** START OF EXCERPTED RECORDS **

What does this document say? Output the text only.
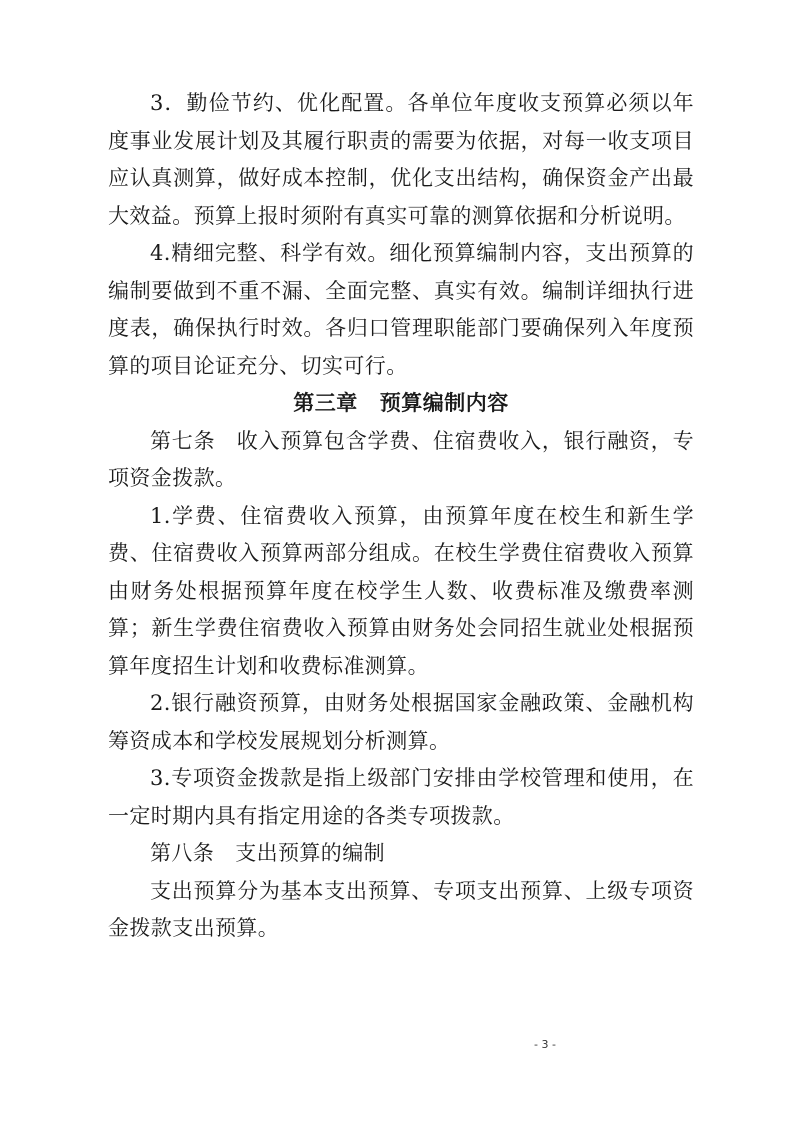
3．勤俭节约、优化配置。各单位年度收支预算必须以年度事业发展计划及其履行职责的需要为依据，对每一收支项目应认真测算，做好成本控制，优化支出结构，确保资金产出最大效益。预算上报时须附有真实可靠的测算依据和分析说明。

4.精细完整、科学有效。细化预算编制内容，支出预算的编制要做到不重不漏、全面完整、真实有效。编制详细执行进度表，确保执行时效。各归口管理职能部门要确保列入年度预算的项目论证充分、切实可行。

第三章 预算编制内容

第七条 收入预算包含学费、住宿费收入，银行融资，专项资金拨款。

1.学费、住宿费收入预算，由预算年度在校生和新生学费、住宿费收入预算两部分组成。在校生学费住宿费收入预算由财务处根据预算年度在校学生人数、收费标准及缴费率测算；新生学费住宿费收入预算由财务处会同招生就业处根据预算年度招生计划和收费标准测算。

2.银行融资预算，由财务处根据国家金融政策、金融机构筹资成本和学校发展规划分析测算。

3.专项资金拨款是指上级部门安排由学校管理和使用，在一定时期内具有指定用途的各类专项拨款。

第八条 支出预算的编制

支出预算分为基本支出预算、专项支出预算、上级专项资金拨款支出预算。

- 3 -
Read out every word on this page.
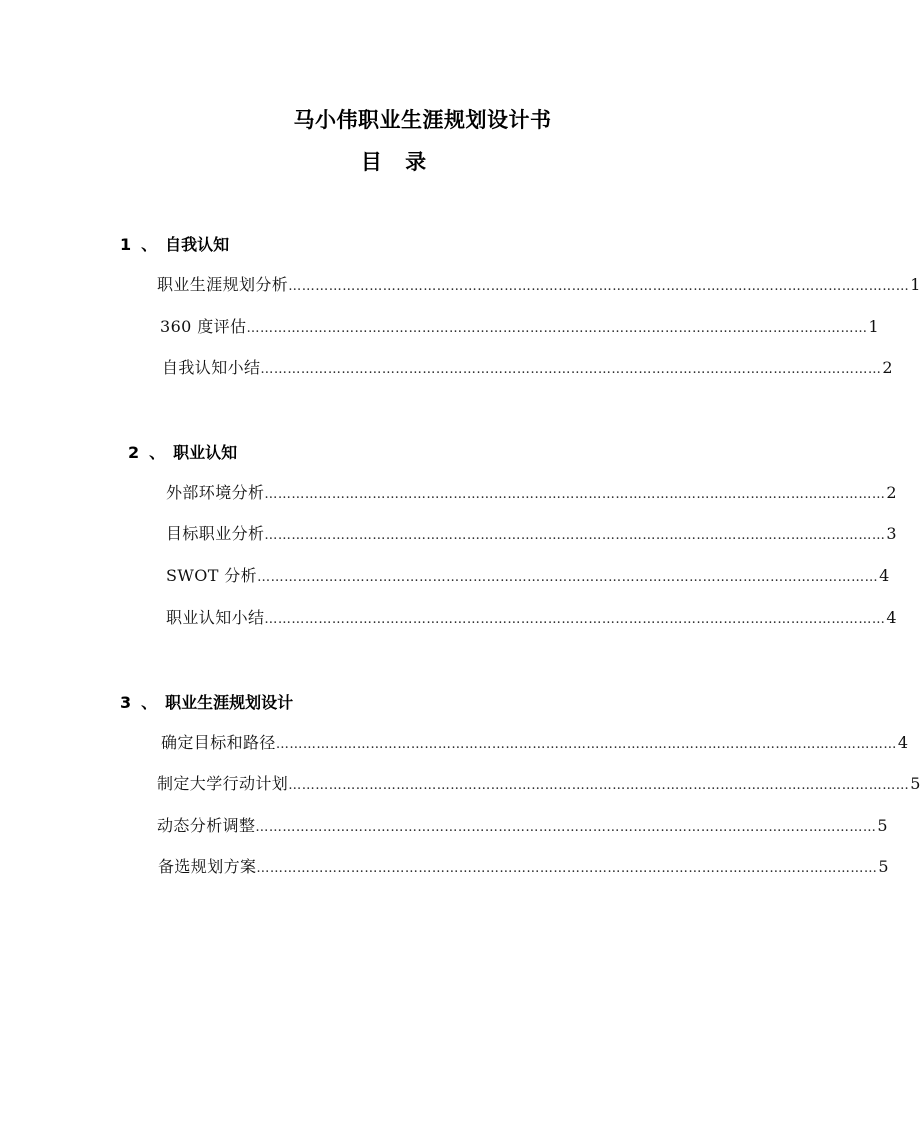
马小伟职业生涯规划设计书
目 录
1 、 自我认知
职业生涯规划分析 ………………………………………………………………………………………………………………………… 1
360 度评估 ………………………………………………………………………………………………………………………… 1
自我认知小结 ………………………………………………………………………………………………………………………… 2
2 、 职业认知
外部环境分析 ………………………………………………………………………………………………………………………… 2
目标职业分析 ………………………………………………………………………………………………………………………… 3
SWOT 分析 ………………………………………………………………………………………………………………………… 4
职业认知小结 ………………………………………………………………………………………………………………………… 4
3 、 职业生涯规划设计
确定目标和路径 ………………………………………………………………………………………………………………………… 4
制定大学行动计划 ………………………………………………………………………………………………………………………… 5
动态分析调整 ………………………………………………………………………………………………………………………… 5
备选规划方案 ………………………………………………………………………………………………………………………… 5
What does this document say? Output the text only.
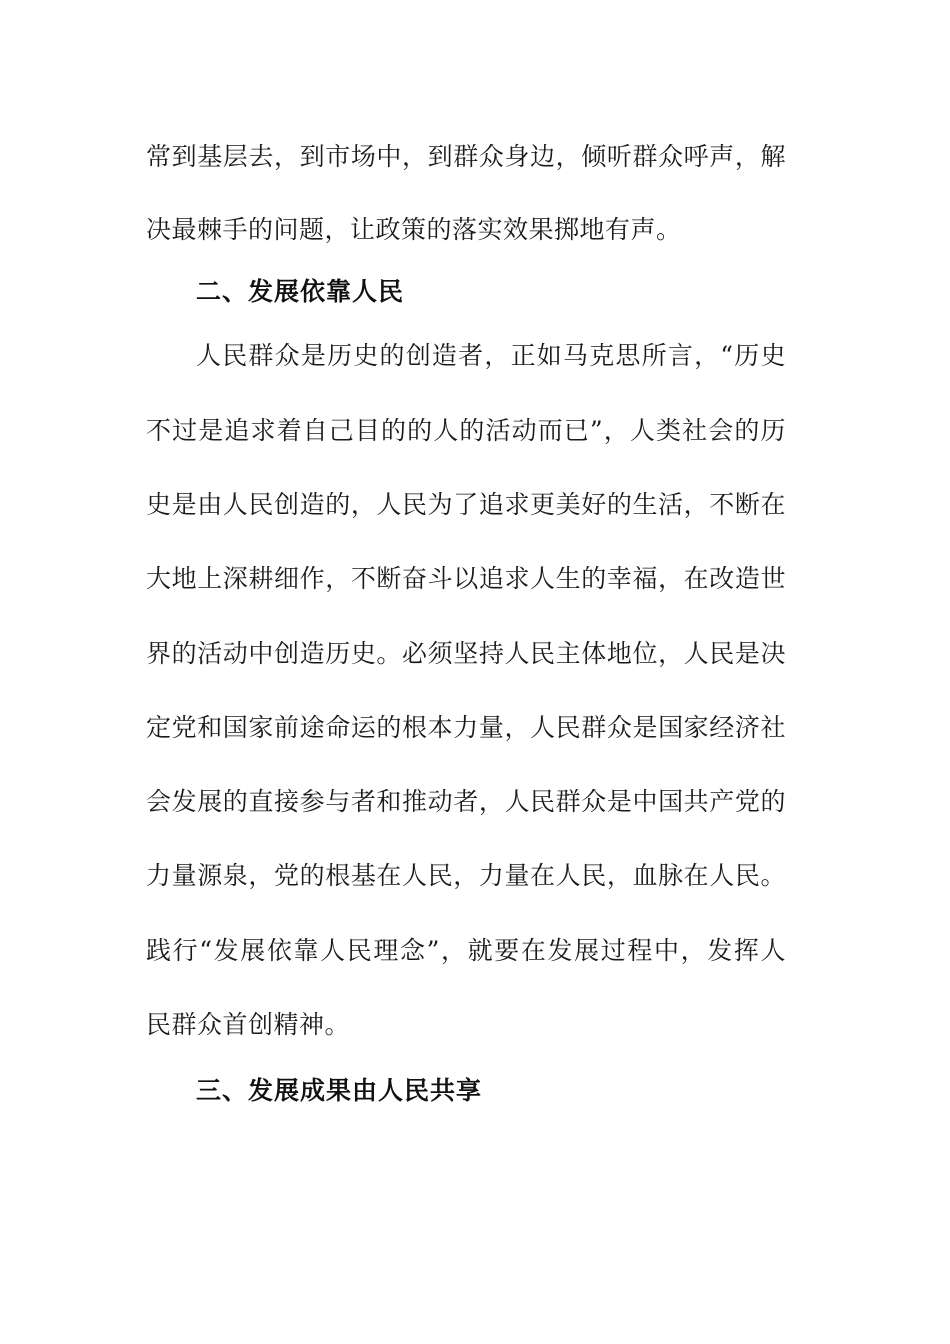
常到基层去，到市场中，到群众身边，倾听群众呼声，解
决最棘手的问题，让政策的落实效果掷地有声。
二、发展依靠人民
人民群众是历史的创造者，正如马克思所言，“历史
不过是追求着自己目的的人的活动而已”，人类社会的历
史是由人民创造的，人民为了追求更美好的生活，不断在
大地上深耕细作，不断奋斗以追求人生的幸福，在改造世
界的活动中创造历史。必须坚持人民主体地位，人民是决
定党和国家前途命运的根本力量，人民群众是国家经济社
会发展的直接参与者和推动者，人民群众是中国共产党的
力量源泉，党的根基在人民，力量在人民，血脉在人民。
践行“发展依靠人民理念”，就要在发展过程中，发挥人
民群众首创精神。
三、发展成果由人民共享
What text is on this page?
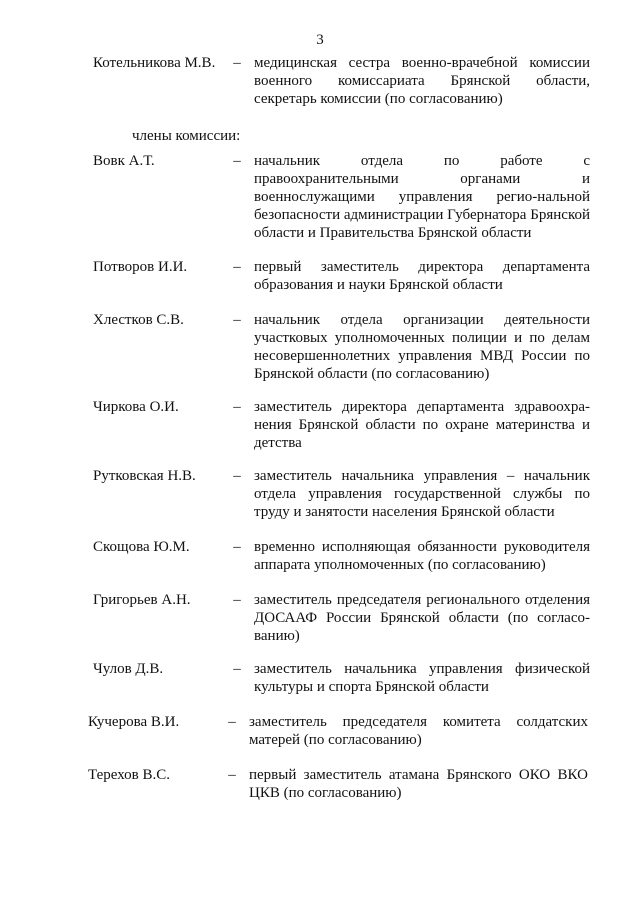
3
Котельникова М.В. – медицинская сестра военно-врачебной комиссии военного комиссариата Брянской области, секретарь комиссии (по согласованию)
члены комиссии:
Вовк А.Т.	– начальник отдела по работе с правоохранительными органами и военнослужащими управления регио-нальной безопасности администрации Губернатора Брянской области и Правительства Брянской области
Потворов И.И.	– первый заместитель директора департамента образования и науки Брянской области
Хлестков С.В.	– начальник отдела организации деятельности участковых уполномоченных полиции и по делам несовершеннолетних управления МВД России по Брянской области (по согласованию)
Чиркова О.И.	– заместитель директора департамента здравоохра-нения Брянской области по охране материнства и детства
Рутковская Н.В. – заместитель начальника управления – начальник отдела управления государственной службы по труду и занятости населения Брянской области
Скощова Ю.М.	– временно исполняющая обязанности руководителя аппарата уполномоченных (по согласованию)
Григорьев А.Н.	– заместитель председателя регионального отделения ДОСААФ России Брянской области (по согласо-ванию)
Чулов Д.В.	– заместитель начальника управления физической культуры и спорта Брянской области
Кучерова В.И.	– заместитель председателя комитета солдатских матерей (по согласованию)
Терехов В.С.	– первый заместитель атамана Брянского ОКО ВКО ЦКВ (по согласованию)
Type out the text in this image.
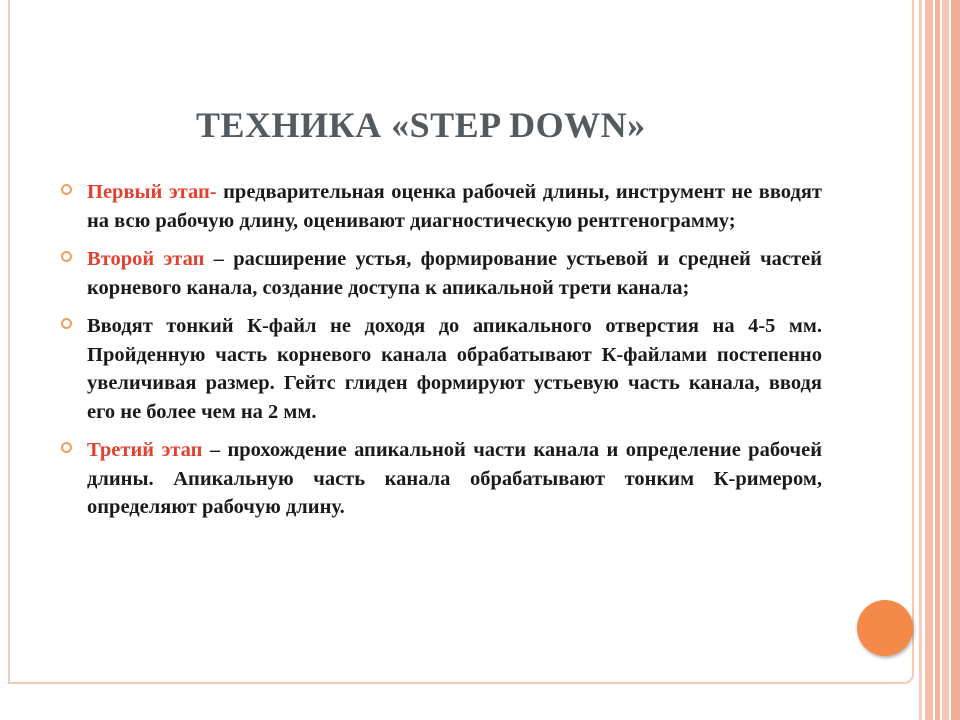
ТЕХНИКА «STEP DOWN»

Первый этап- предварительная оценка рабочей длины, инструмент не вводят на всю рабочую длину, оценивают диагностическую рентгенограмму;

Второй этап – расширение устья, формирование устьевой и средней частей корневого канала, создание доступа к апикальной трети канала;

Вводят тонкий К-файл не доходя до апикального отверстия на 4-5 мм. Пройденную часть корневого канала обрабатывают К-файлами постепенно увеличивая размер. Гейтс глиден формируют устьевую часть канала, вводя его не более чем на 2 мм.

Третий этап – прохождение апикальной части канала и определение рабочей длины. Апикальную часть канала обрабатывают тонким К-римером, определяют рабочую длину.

** END OF EXCERPTED RECORDS **

WHAT THE TASK REQUIRES: Pull out all lines from the listing that contain the string "page".

WRITTEN RESPONSE:
Read out every word on this page.
What text is on this page?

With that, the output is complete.